**WHAT THIS TASK INVOLVES:**
Reproduce every one of the records below character for character, with nothing changed, added, or left out.

**SUPPLIED DATA:**
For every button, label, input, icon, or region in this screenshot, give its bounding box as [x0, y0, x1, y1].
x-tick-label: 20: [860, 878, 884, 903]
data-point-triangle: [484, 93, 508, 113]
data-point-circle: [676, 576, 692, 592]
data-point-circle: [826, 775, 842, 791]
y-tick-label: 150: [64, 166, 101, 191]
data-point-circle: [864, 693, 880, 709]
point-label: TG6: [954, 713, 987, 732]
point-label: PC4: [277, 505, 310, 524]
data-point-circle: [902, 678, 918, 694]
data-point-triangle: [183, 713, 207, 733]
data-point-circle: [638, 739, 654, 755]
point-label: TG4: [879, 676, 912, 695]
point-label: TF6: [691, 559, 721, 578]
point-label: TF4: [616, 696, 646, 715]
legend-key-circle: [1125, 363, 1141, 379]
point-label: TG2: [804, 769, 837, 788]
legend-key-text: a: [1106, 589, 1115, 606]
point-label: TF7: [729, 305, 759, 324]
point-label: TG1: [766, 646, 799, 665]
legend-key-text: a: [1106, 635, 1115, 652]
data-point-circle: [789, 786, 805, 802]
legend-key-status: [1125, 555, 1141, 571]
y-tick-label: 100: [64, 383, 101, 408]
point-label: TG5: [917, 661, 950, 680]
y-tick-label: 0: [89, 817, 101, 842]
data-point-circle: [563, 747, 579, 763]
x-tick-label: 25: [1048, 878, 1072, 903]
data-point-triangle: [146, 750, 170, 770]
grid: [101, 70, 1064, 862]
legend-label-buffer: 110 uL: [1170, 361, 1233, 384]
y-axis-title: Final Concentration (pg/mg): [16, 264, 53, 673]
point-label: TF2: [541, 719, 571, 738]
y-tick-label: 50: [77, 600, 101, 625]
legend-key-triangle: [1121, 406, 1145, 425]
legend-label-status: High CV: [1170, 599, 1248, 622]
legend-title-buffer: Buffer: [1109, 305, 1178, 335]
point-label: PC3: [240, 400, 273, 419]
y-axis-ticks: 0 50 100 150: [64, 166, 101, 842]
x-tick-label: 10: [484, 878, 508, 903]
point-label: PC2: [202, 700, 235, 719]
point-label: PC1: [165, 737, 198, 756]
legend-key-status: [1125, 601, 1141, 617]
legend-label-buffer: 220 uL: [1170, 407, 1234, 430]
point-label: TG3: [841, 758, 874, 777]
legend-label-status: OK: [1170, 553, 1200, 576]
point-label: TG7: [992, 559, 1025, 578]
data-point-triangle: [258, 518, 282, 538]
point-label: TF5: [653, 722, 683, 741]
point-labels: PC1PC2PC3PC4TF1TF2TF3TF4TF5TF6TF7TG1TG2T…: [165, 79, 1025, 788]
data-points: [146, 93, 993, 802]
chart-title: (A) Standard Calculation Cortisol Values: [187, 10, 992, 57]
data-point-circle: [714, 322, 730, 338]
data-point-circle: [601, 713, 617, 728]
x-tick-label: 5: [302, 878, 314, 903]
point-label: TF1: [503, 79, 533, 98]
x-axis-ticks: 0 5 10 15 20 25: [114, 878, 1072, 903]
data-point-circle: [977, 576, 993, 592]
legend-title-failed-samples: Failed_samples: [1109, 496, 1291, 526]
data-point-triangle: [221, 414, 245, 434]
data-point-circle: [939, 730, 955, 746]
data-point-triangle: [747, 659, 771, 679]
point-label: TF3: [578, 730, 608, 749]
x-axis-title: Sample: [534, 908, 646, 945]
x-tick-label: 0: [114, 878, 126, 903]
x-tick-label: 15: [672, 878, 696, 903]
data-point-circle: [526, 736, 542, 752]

**TASK RESPONSE:**
For every button, label, input, icon, or region in this screenshot, give its bounding box as [x0, y0, x1, y1].
x-tick-label: 20: [860, 878, 884, 903]
data-point-triangle: [484, 93, 508, 113]
data-point-circle: [676, 576, 692, 592]
data-point-circle: [826, 775, 842, 791]
y-tick-label: 150: [64, 166, 101, 191]
data-point-circle: [864, 693, 880, 709]
point-label: TG6: [954, 713, 987, 732]
point-label: PC4: [277, 505, 310, 524]
data-point-circle: [902, 678, 918, 694]
data-point-triangle: [183, 713, 207, 733]
data-point-circle: [638, 739, 654, 755]
point-label: TG4: [879, 676, 912, 695]
point-label: TF6: [691, 559, 721, 578]
point-label: TF4: [616, 696, 646, 715]
legend-key-circle: [1125, 363, 1141, 379]
point-label: TG2: [804, 769, 837, 788]
legend-key-text: a: [1106, 589, 1115, 606]
point-label: TF7: [729, 305, 759, 324]
point-label: TG1: [766, 646, 799, 665]
legend-key-text: a: [1106, 635, 1115, 652]
data-point-circle: [789, 786, 805, 802]
legend-key-status: [1125, 555, 1141, 571]
y-tick-label: 100: [64, 383, 101, 408]
point-label: TG5: [917, 661, 950, 680]
y-tick-label: 0: [89, 817, 101, 842]
data-point-circle: [563, 747, 579, 763]
x-tick-label: 25: [1048, 878, 1072, 903]
data-point-triangle: [146, 750, 170, 770]
grid: [101, 70, 1064, 862]
legend-label-buffer: 110 uL: [1170, 361, 1233, 384]
y-axis-title: Final Concentration (pg/mg): [16, 264, 53, 673]
point-label: TF2: [541, 719, 571, 738]
y-tick-label: 50: [77, 600, 101, 625]
legend-key-triangle: [1121, 406, 1145, 425]
legend-label-status: High CV: [1170, 599, 1248, 622]
legend-title-buffer: Buffer: [1109, 305, 1178, 335]
point-label: PC3: [240, 400, 273, 419]
y-axis-ticks: 0 50 100 150: [64, 166, 101, 842]
x-tick-label: 10: [484, 878, 508, 903]
point-label: PC2: [202, 700, 235, 719]
point-label: PC1: [165, 737, 198, 756]
legend-key-status: [1125, 601, 1141, 617]
legend-label-buffer: 220 uL: [1170, 407, 1234, 430]
point-label: TG3: [841, 758, 874, 777]
legend-label-status: OK: [1170, 553, 1200, 576]
point-label: TG7: [992, 559, 1025, 578]
data-point-triangle: [258, 518, 282, 538]
point-label: TF5: [653, 722, 683, 741]
point-labels: PC1PC2PC3PC4TF1TF2TF3TF4TF5TF6TF7TG1TG2T…: [165, 79, 1025, 788]
data-points: [146, 93, 993, 802]
chart-title: (A) Standard Calculation Cortisol Values: [187, 10, 992, 57]
data-point-circle: [714, 322, 730, 338]
data-point-circle: [601, 713, 617, 728]
x-tick-label: 5: [302, 878, 314, 903]
point-label: TF1: [503, 79, 533, 98]
x-axis-ticks: 0 5 10 15 20 25: [114, 878, 1072, 903]
data-point-circle: [977, 576, 993, 592]
legend-title-failed-samples: Failed_samples: [1109, 496, 1291, 526]
data-point-triangle: [221, 414, 245, 434]
data-point-circle: [939, 730, 955, 746]
data-point-triangle: [747, 659, 771, 679]
point-label: TF3: [578, 730, 608, 749]
x-axis-title: Sample: [534, 908, 646, 945]
x-tick-label: 0: [114, 878, 126, 903]
x-tick-label: 15: [672, 878, 696, 903]
data-point-circle: [526, 736, 542, 752]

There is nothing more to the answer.